--- THE PROBLEM ---
Leave out every picture, then transcribe the rest of the listing exactly.

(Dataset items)
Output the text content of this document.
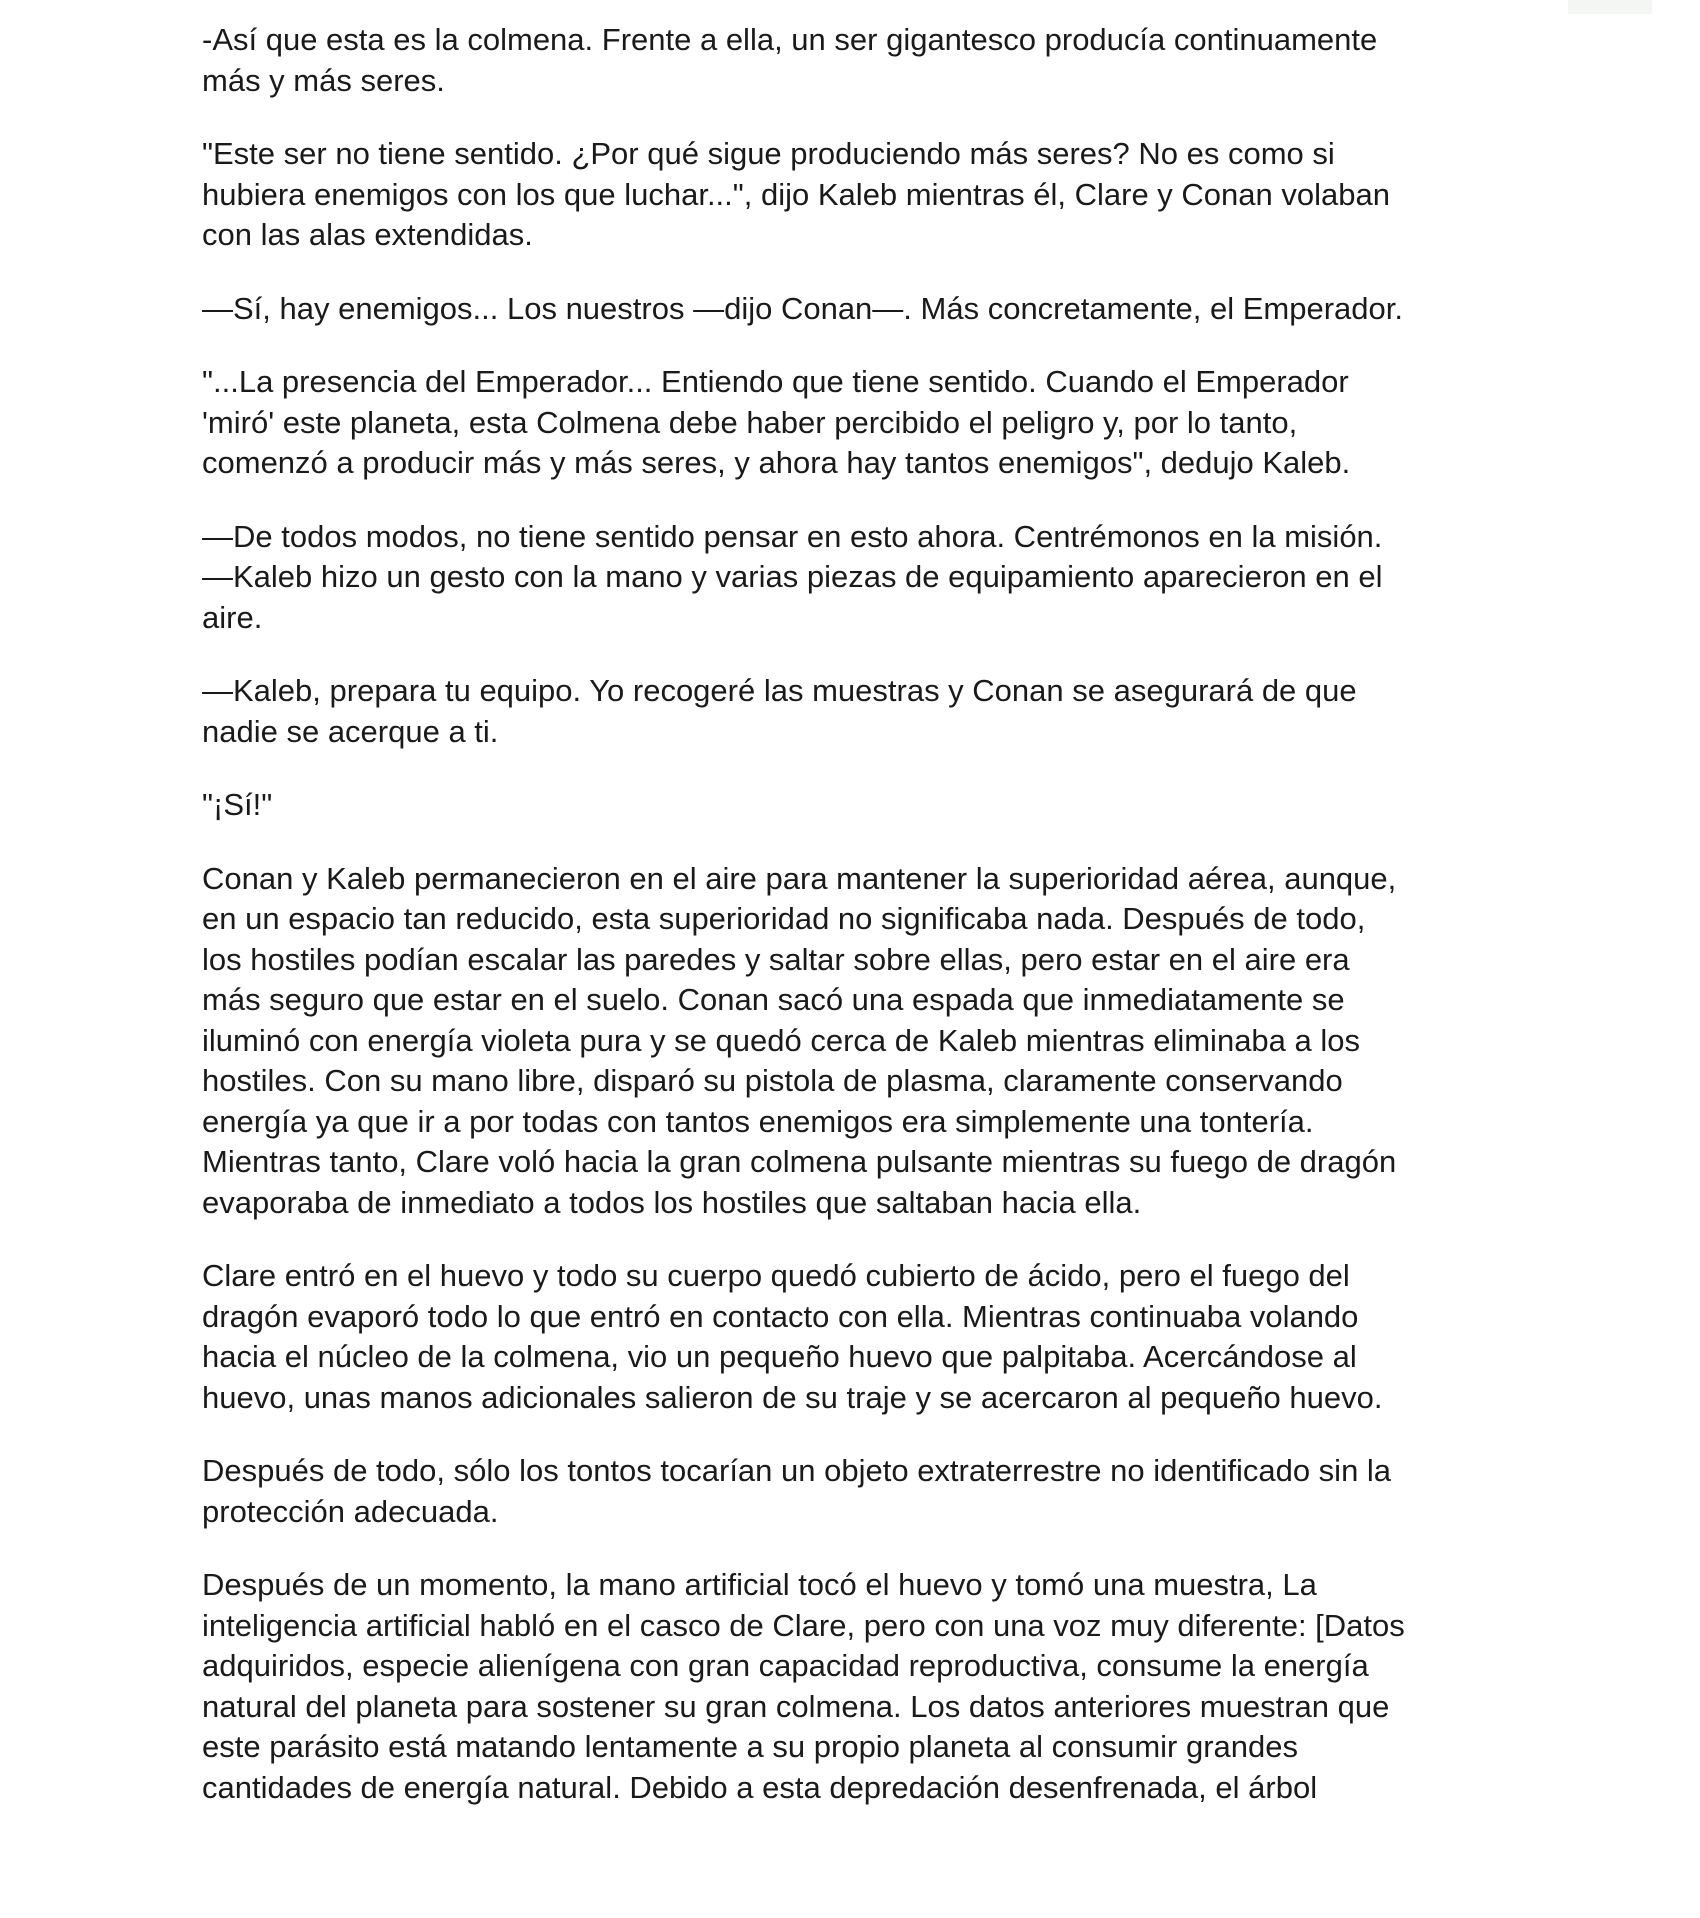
-Así que esta es la colmena. Frente a ella, un ser gigantesco producía continuamente
más y más seres.

"Este ser no tiene sentido. ¿Por qué sigue produciendo más seres? No es como si
hubiera enemigos con los que luchar...", dijo Kaleb mientras él, Clare y Conan volaban
con las alas extendidas.

—Sí, hay enemigos... Los nuestros —dijo Conan—. Más concretamente, el Emperador.

"...La presencia del Emperador... Entiendo que tiene sentido. Cuando el Emperador
'miró' este planeta, esta Colmena debe haber percibido el peligro y, por lo tanto,
comenzó a producir más y más seres, y ahora hay tantos enemigos", dedujo Kaleb.

—De todos modos, no tiene sentido pensar en esto ahora. Centrémonos en la misión.
—Kaleb hizo un gesto con la mano y varias piezas de equipamiento aparecieron en el
aire.

—Kaleb, prepara tu equipo. Yo recogeré las muestras y Conan se asegurará de que
nadie se acerque a ti.

"¡Sí!"

Conan y Kaleb permanecieron en el aire para mantener la superioridad aérea, aunque,
en un espacio tan reducido, esta superioridad no significaba nada. Después de todo,
los hostiles podían escalar las paredes y saltar sobre ellas, pero estar en el aire era
más seguro que estar en el suelo. Conan sacó una espada que inmediatamente se
iluminó con energía violeta pura y se quedó cerca de Kaleb mientras eliminaba a los
hostiles. Con su mano libre, disparó su pistola de plasma, claramente conservando
energía ya que ir a por todas con tantos enemigos era simplemente una tontería.
Mientras tanto, Clare voló hacia la gran colmena pulsante mientras su fuego de dragón
evaporaba de inmediato a todos los hostiles que saltaban hacia ella.

Clare entró en el huevo y todo su cuerpo quedó cubierto de ácido, pero el fuego del
dragón evaporó todo lo que entró en contacto con ella. Mientras continuaba volando
hacia el núcleo de la colmena, vio un pequeño huevo que palpitaba. Acercándose al
huevo, unas manos adicionales salieron de su traje y se acercaron al pequeño huevo.

Después de todo, sólo los tontos tocarían un objeto extraterrestre no identificado sin la
protección adecuada.

Después de un momento, la mano artificial tocó el huevo y tomó una muestra, La
inteligencia artificial habló en el casco de Clare, pero con una voz muy diferente: [Datos
adquiridos, especie alienígena con gran capacidad reproductiva, consume la energía
natural del planeta para sostener su gran colmena. Los datos anteriores muestran que
este parásito está matando lentamente a su propio planeta al consumir grandes
cantidades de energía natural. Debido a esta depredación desenfrenada, el árbol
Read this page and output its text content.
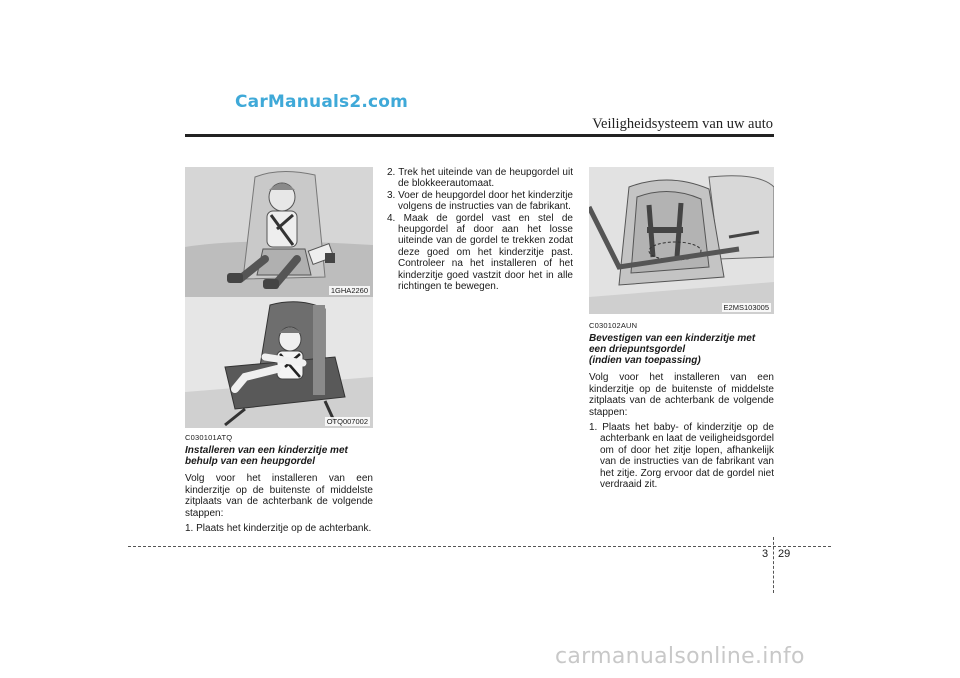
CarManuals2.com
Veiligheidsysteem van uw auto
1GHA2260
OTQ007002
E2MS103005
C030101ATQ
Installeren van een kinderzitje met
behulp van een heupgordel

Volg voor het installeren van een kinderzitje op de buitenste of middelste zitplaats van de achterbank de volgende stappen:

1. Plaats het kinderzitje op de achterbank.
2. Trek het uiteinde van de heupgordel uit de blokkeerautomaat.
3. Voer de heupgordel door het kinderzitje volgens de instructies van de fabrikant.
4. Maak de gordel vast en stel de heupgordel af door aan het losse uiteinde van de gordel te trekken zodat deze goed om het kinderzitje past. Controleer na het installeren of het kinderzitje goed vastzit door het in alle richtingen te bewegen.
C030102AUN
Bevestigen van een kinderzitje met
een driepuntsgordel
(indien van toepassing)

Volg voor het installeren van een kinderzitje op de buitenste of middelste zitplaats van de achterbank de volgende stappen:

1. Plaats het baby- of kinderzitje op de achterbank en laat de veiligheidsgordel om of door het zitje lopen, afhankelijk van de instructies van de fabrikant van het zitje. Zorg ervoor dat de gordel niet verdraaid zit.
3 29
carmanualsonline.info
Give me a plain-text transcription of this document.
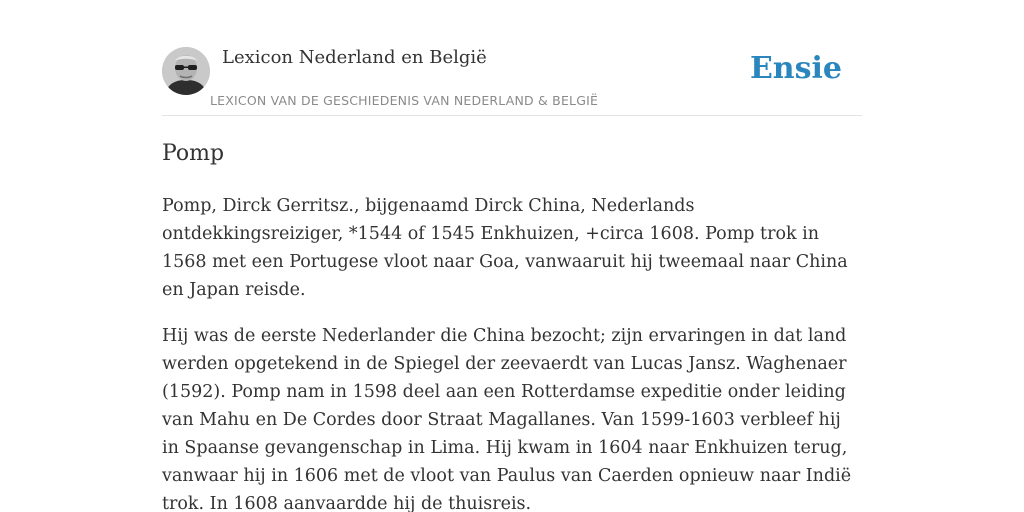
Lexicon Nederland en België
LEXICON VAN DE GESCHIEDENIS VAN NEDERLAND & BELGIË
Ensie
Pomp

Pomp, Dirck Gerritsz., bijgenaamd Dirck China, Nederlands ontdekkingsreiziger, *1544 of 1545 Enkhuizen, +circa 1608. Pomp trok in 1568 met een Portugese vloot naar Goa, vanwaaruit hij tweemaal naar China en Japan reisde.

Hij was de eerste Nederlander die China bezocht; zijn ervaringen in dat land werden opgetekend in de Spiegel der zeevaerdt van Lucas Jansz. Waghenaer (1592). Pomp nam in 1598 deel aan een Rotterdamse expeditie onder leiding van Mahu en De Cordes door Straat Magallanes. Van 1599-1603 verbleef hij in Spaanse gevangenschap in Lima. Hij kwam in 1604 naar Enkhuizen terug, vanwaar hij in 1606 met de vloot van Paulus van Caerden opnieuw naar Indië trok. In 1608 aanvaardde hij de thuisreis.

--- RESULT ---
Output the text content of this document.
-Así que esta es la colmena. Frente a ella, un ser gigantesco producía continuamente
más y más seres.

"Este ser no tiene sentido. ¿Por qué sigue produciendo más seres? No es como si
hubiera enemigos con los que luchar...", dijo Kaleb mientras él, Clare y Conan volaban
con las alas extendidas.

—Sí, hay enemigos... Los nuestros —dijo Conan—. Más concretamente, el Emperador.

"...La presencia del Emperador... Entiendo que tiene sentido. Cuando el Emperador
'miró' este planeta, esta Colmena debe haber percibido el peligro y, por lo tanto,
comenzó a producir más y más seres, y ahora hay tantos enemigos", dedujo Kaleb.

—De todos modos, no tiene sentido pensar en esto ahora. Centrémonos en la misión.
—Kaleb hizo un gesto con la mano y varias piezas de equipamiento aparecieron en el
aire.

—Kaleb, prepara tu equipo. Yo recogeré las muestras y Conan se asegurará de que
nadie se acerque a ti.

"¡Sí!"

Conan y Kaleb permanecieron en el aire para mantener la superioridad aérea, aunque,
en un espacio tan reducido, esta superioridad no significaba nada. Después de todo,
los hostiles podían escalar las paredes y saltar sobre ellas, pero estar en el aire era
más seguro que estar en el suelo. Conan sacó una espada que inmediatamente se
iluminó con energía violeta pura y se quedó cerca de Kaleb mientras eliminaba a los
hostiles. Con su mano libre, disparó su pistola de plasma, claramente conservando
energía ya que ir a por todas con tantos enemigos era simplemente una tontería.
Mientras tanto, Clare voló hacia la gran colmena pulsante mientras su fuego de dragón
evaporaba de inmediato a todos los hostiles que saltaban hacia ella.

Clare entró en el huevo y todo su cuerpo quedó cubierto de ácido, pero el fuego del
dragón evaporó todo lo que entró en contacto con ella. Mientras continuaba volando
hacia el núcleo de la colmena, vio un pequeño huevo que palpitaba. Acercándose al
huevo, unas manos adicionales salieron de su traje y se acercaron al pequeño huevo.

Después de todo, sólo los tontos tocarían un objeto extraterrestre no identificado sin la
protección adecuada.

Después de un momento, la mano artificial tocó el huevo y tomó una muestra, La
inteligencia artificial habló en el casco de Clare, pero con una voz muy diferente: [Datos
adquiridos, especie alienígena con gran capacidad reproductiva, consume la energía
natural del planeta para sostener su gran colmena. Los datos anteriores muestran que
este parásito está matando lentamente a su propio planeta al consumir grandes
cantidades de energía natural. Debido a esta depredación desenfrenada, el árbol
Read this page and output its text content.
CarManuals2.com
Veiligheidsysteem van uw auto
1GHA2260
OTQ007002
E2MS103005
C030101ATQ
Installeren van een kinderzitje met
behulp van een heupgordel

Volg voor het installeren van een kinderzitje op de buitenste of middelste zitplaats van de achterbank de volgende stappen:

1. Plaats het kinderzitje op de achterbank.
2. Trek het uiteinde van de heupgordel uit de blokkeerautomaat.
3. Voer de heupgordel door het kinderzitje volgens de instructies van de fabrikant.
4. Maak de gordel vast en stel de heupgordel af door aan het losse uiteinde van de gordel te trekken zodat deze goed om het kinderzitje past. Controleer na het installeren of het kinderzitje goed vastzit door het in alle richtingen te bewegen.
C030102AUN
Bevestigen van een kinderzitje met
een driepuntsgordel
(indien van toepassing)

Volg voor het installeren van een kinderzitje op de buitenste of middelste zitplaats van de achterbank de volgende stappen:

1. Plaats het baby- of kinderzitje op de achterbank en laat de veiligheidsgordel om of door het zitje lopen, afhankelijk van de instructies van de fabrikant van het zitje. Zorg ervoor dat de gordel niet verdraaid zit.
3 29
carmanualsonline.info
Give me a plain-text transcription of this document.
Lexicon Nederland en België
LEXICON VAN DE GESCHIEDENIS VAN NEDERLAND & BELGIË
Ensie
Pomp

Pomp, Dirck Gerritsz., bijgenaamd Dirck China, Nederlands ontdekkingsreiziger, *1544 of 1545 Enkhuizen, +circa 1608. Pomp trok in 1568 met een Portugese vloot naar Goa, vanwaaruit hij tweemaal naar China en Japan reisde.

Hij was de eerste Nederlander die China bezocht; zijn ervaringen in dat land werden opgetekend in de Spiegel der zeevaerdt van Lucas Jansz. Waghenaer (1592). Pomp nam in 1598 deel aan een Rotterdamse expeditie onder leiding van Mahu en De Cordes door Straat Magallanes. Van 1599-1603 verbleef hij in Spaanse gevangenschap in Lima. Hij kwam in 1604 naar Enkhuizen terug, vanwaar hij in 1606 met de vloot van Paulus van Caerden opnieuw naar Indië trok. In 1608 aanvaardde hij de thuisreis.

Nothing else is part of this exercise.